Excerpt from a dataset
— Begin —

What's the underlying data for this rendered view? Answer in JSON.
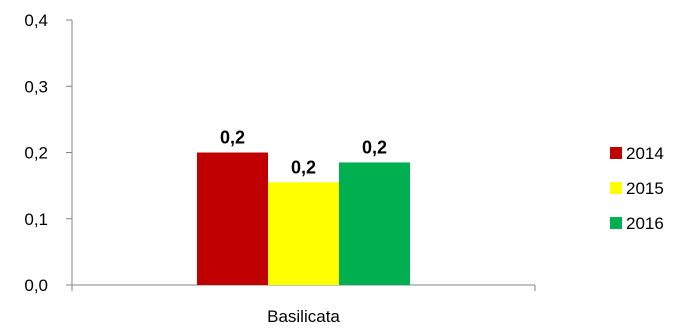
{
  "chart_data": {
    "type": "bar",
    "categories": [
      "Basilicata"
    ],
    "series": [
      {
        "name": "2014",
        "values": [
          0.2
        ],
        "label": "0,2",
        "color": "#C00000"
      },
      {
        "name": "2015",
        "values": [
          0.155
        ],
        "label": "0,2",
        "color": "#FFFF00"
      },
      {
        "name": "2016",
        "values": [
          0.185
        ],
        "label": "0,2",
        "color": "#00B050"
      }
    ],
    "ylim": [
      0,
      0.4
    ],
    "yticks": [
      "0,0",
      "0,1",
      "0,2",
      "0,3",
      "0,4"
    ],
    "grid": false,
    "legend_position": "right"
  }
}
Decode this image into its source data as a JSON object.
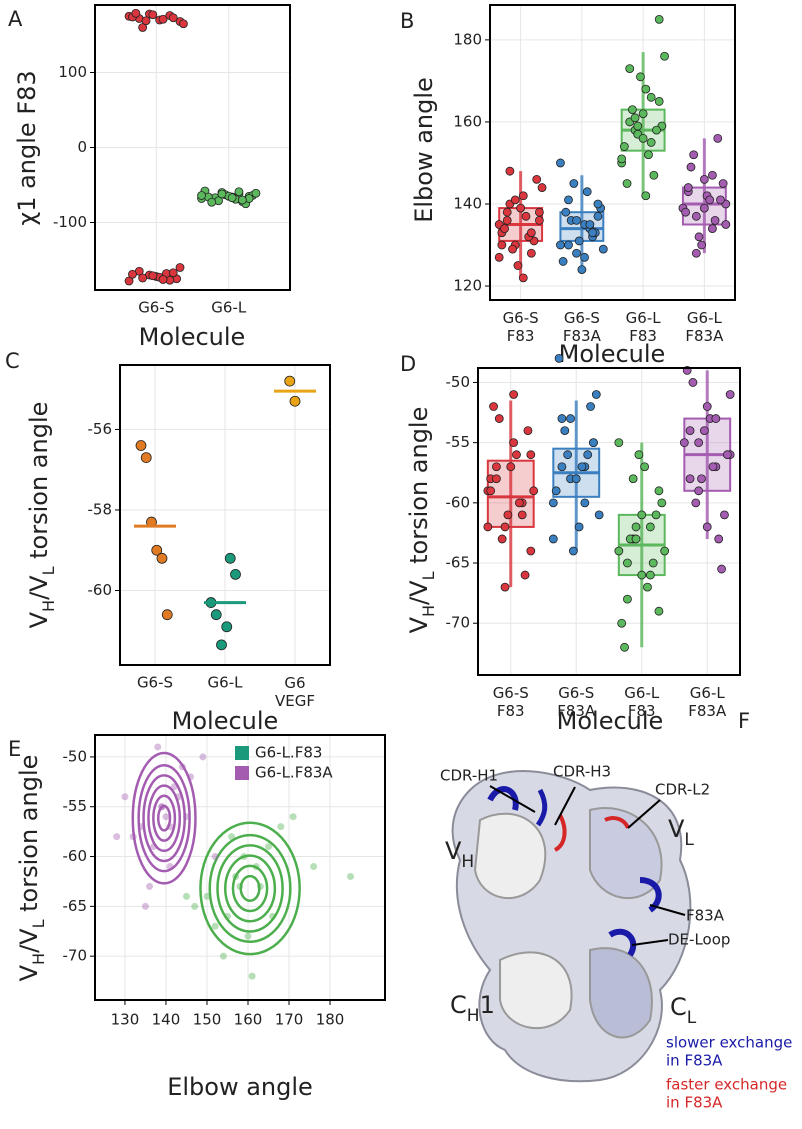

— End —

** What is being asked **
Leave out all pictures, then copy the remaining material exactly.

** Answer to this exercise **
What's the underlying data for this rendered view? Answer in JSON.
{
  "chart_data": {
    "type": "bar",
    "categories": [
      "Basilicata"
    ],
    "series": [
      {
        "name": "2014",
        "values": [
          0.2
        ],
        "label": "0,2",
        "color": "#C00000"
      },
      {
        "name": "2015",
        "values": [
          0.155
        ],
        "label": "0,2",
        "color": "#FFFF00"
      },
      {
        "name": "2016",
        "values": [
          0.185
        ],
        "label": "0,2",
        "color": "#00B050"
      }
    ],
    "ylim": [
      0,
      0.4
    ],
    "yticks": [
      "0,0",
      "0,1",
      "0,2",
      "0,3",
      "0,4"
    ],
    "grid": false,
    "legend_position": "right"
  }
}
Decode this image into its source data as a JSON object.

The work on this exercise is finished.